_SOURCE DATA:_
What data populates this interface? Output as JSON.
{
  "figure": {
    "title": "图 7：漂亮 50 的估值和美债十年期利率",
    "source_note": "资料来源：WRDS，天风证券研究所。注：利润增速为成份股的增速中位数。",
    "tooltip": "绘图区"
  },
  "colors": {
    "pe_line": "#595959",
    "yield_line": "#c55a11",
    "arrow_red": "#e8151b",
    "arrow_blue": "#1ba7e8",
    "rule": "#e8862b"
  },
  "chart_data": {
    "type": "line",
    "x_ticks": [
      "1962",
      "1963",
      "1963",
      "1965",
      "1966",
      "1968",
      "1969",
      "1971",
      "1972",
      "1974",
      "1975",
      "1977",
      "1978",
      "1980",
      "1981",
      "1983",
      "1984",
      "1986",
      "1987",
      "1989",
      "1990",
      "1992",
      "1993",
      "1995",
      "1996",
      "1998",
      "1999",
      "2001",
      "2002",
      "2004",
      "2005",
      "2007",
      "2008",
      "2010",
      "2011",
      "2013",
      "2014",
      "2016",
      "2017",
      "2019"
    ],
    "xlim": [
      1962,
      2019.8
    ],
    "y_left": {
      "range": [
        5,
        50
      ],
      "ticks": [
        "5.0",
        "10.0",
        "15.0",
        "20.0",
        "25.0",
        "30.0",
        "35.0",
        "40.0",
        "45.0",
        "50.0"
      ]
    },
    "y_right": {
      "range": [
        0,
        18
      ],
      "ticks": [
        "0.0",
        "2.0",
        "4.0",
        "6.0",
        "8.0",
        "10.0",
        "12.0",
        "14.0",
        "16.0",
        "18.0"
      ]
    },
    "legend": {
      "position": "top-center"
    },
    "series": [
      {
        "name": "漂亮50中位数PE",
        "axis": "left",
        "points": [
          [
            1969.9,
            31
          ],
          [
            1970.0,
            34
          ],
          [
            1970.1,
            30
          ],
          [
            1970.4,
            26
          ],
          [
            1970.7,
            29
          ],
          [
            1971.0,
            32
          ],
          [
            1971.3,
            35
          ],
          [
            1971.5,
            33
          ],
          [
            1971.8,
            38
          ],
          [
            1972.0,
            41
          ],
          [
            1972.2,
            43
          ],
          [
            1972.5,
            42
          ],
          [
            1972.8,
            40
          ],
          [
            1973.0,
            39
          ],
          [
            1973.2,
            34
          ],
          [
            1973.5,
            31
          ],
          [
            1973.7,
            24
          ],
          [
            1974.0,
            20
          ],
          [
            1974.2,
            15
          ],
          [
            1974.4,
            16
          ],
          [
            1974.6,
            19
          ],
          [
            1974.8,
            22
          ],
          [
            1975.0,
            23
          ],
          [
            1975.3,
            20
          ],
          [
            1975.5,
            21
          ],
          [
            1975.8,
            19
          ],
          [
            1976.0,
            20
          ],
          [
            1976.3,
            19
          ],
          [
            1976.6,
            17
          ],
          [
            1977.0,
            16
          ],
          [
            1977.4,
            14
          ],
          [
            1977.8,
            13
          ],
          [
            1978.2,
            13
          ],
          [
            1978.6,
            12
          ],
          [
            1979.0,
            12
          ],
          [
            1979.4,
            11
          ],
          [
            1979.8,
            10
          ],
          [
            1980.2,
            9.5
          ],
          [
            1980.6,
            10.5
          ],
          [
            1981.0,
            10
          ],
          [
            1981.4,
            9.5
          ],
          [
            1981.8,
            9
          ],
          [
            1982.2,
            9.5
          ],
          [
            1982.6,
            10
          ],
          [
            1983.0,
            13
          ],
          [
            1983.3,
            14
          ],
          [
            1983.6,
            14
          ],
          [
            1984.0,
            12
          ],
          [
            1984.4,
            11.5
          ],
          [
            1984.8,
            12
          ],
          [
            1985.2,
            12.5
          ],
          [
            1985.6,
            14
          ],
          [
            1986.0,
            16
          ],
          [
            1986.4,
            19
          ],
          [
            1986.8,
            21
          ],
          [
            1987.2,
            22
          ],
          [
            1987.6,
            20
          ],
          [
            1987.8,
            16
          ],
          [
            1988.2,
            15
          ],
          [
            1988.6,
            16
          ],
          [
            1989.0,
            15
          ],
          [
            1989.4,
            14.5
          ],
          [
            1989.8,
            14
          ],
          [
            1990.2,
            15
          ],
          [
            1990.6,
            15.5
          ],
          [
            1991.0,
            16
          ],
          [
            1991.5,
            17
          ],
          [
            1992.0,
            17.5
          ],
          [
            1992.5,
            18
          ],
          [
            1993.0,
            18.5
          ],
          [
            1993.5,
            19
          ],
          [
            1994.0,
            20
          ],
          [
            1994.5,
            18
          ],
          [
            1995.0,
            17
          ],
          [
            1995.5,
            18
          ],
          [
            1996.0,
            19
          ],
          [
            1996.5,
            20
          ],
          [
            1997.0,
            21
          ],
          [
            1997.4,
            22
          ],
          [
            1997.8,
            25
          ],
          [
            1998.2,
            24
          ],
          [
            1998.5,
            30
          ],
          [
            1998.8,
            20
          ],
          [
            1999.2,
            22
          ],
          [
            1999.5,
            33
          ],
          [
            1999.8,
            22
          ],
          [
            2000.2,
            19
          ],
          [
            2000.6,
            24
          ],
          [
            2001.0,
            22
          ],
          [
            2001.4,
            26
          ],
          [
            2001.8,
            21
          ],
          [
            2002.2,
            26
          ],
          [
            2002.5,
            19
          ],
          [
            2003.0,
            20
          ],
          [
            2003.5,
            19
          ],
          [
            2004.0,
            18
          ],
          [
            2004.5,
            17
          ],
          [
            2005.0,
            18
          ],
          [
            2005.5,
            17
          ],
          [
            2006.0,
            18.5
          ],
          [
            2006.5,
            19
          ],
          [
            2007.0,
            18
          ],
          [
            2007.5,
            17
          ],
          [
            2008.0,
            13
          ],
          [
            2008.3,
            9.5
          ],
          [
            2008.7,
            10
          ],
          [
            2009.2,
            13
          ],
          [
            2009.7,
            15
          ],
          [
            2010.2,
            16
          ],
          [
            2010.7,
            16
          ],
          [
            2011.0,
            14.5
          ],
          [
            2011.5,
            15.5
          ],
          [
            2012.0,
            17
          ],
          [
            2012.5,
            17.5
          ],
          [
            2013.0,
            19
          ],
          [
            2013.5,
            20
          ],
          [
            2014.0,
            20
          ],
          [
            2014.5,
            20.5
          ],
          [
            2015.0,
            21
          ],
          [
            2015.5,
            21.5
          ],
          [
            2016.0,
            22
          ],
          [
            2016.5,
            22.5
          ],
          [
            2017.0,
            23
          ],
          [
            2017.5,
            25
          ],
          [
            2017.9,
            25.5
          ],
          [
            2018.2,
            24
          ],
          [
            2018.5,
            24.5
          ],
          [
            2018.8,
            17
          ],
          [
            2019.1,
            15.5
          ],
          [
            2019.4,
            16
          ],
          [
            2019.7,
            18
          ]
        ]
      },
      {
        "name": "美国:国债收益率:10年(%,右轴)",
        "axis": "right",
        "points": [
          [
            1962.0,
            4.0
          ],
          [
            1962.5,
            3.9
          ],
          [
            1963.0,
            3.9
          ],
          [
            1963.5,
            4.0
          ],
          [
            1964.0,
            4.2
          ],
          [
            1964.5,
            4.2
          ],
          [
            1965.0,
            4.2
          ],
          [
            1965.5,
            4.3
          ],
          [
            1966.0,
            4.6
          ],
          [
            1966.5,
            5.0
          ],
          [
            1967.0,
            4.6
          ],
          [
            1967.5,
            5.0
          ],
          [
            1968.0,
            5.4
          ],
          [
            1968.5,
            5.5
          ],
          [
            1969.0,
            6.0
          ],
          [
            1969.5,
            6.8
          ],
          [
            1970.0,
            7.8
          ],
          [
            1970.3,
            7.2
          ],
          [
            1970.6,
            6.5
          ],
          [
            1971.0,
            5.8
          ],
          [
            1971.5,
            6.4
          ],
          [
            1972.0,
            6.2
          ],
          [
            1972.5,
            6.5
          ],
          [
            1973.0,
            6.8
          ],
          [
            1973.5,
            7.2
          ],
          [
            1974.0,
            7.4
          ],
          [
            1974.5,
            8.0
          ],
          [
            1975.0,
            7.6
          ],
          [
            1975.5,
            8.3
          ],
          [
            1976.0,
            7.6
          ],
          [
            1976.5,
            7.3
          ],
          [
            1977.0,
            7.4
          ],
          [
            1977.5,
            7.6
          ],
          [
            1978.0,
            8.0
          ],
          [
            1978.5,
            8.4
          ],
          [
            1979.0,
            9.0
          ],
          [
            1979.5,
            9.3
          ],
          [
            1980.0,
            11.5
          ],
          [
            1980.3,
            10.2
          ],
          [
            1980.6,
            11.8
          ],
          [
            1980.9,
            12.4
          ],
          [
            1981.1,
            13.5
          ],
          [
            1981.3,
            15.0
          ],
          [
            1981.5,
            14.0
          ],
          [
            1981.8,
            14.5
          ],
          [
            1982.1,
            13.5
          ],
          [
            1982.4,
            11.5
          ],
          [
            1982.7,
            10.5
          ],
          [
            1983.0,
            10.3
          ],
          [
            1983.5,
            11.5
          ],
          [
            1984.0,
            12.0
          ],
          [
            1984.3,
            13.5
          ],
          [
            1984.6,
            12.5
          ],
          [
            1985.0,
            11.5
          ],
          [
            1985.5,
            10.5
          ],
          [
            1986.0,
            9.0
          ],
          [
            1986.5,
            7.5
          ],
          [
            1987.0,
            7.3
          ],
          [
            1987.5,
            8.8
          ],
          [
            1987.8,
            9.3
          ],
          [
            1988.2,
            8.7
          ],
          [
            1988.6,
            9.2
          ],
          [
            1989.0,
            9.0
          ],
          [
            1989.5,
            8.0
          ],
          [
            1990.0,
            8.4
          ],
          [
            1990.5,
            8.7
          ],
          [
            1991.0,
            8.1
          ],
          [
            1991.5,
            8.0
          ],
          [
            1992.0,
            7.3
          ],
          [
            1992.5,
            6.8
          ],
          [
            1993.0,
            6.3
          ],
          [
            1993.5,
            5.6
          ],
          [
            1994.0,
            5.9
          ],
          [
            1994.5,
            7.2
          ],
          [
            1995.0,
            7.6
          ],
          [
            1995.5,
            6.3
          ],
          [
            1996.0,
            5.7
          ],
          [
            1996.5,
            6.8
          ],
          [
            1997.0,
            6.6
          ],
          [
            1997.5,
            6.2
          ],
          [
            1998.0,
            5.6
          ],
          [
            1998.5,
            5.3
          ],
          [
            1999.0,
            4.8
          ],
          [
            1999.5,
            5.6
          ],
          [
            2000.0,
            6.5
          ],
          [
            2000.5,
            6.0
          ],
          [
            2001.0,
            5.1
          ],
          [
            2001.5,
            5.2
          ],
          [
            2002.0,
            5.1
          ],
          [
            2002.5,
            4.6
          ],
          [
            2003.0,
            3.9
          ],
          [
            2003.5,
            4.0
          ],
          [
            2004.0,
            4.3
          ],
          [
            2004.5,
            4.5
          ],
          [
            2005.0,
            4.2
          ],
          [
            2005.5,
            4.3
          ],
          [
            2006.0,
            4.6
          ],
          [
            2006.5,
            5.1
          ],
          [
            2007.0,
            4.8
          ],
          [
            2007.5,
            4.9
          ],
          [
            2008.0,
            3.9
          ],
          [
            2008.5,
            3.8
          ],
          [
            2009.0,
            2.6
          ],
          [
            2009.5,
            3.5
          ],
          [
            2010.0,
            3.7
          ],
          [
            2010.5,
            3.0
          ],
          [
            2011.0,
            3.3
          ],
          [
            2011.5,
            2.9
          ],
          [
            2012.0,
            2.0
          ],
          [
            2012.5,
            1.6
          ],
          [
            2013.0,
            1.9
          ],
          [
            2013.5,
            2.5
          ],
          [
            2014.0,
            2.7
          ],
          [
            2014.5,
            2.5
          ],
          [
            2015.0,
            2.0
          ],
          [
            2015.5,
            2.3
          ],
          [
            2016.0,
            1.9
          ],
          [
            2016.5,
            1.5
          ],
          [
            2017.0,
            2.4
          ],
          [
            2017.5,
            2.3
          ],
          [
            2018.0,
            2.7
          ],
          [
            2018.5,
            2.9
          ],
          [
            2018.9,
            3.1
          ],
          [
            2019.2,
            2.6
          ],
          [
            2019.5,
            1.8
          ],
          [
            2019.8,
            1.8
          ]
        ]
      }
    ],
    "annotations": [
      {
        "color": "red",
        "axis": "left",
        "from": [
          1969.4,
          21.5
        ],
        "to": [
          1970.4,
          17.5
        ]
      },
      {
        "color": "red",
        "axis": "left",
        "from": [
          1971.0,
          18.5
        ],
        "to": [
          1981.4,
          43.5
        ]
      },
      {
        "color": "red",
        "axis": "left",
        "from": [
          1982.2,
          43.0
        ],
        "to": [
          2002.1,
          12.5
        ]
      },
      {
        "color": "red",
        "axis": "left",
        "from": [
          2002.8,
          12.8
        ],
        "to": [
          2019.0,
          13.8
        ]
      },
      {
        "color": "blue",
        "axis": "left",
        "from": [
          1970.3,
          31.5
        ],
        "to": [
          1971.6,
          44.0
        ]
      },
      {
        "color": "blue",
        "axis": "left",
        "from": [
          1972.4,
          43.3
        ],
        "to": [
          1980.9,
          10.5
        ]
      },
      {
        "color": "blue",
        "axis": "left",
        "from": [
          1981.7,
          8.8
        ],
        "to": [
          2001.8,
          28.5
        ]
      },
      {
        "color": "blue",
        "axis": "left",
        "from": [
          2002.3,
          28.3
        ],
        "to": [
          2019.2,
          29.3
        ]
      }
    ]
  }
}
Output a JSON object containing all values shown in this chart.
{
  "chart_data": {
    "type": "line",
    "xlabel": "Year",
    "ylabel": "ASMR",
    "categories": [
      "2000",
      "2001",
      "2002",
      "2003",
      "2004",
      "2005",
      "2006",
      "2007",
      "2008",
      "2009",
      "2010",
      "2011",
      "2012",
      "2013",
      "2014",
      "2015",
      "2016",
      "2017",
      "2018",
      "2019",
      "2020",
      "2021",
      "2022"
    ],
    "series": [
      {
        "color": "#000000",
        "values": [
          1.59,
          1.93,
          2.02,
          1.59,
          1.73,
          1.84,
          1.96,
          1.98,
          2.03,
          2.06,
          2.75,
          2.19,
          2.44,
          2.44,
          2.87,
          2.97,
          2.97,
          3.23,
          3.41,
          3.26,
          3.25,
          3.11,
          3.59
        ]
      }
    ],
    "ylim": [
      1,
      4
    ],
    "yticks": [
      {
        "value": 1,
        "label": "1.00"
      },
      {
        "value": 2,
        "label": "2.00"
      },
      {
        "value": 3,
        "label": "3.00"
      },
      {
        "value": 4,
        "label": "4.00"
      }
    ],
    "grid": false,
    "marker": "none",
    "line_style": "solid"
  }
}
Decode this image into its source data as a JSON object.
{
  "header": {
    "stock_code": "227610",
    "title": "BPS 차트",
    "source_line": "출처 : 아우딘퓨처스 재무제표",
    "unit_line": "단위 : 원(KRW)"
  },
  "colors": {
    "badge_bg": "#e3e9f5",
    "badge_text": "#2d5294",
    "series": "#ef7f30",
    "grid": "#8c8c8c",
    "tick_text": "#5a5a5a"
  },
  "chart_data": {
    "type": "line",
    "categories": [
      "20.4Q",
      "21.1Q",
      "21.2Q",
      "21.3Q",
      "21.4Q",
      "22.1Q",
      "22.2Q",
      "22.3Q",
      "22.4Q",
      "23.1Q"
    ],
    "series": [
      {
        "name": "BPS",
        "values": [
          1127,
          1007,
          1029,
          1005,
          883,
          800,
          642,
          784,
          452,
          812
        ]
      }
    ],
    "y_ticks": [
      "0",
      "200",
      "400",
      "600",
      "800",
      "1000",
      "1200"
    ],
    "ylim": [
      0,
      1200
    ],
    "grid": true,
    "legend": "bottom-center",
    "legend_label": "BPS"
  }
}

_THE EXERCISE:_ Find the word "title" in the entries, and copy every line it shows up in.

_RESPONSE BELOW:_
    "title": "图 7：漂亮 50 的估值和美债十年期利率",
    "title": "BPS 차트",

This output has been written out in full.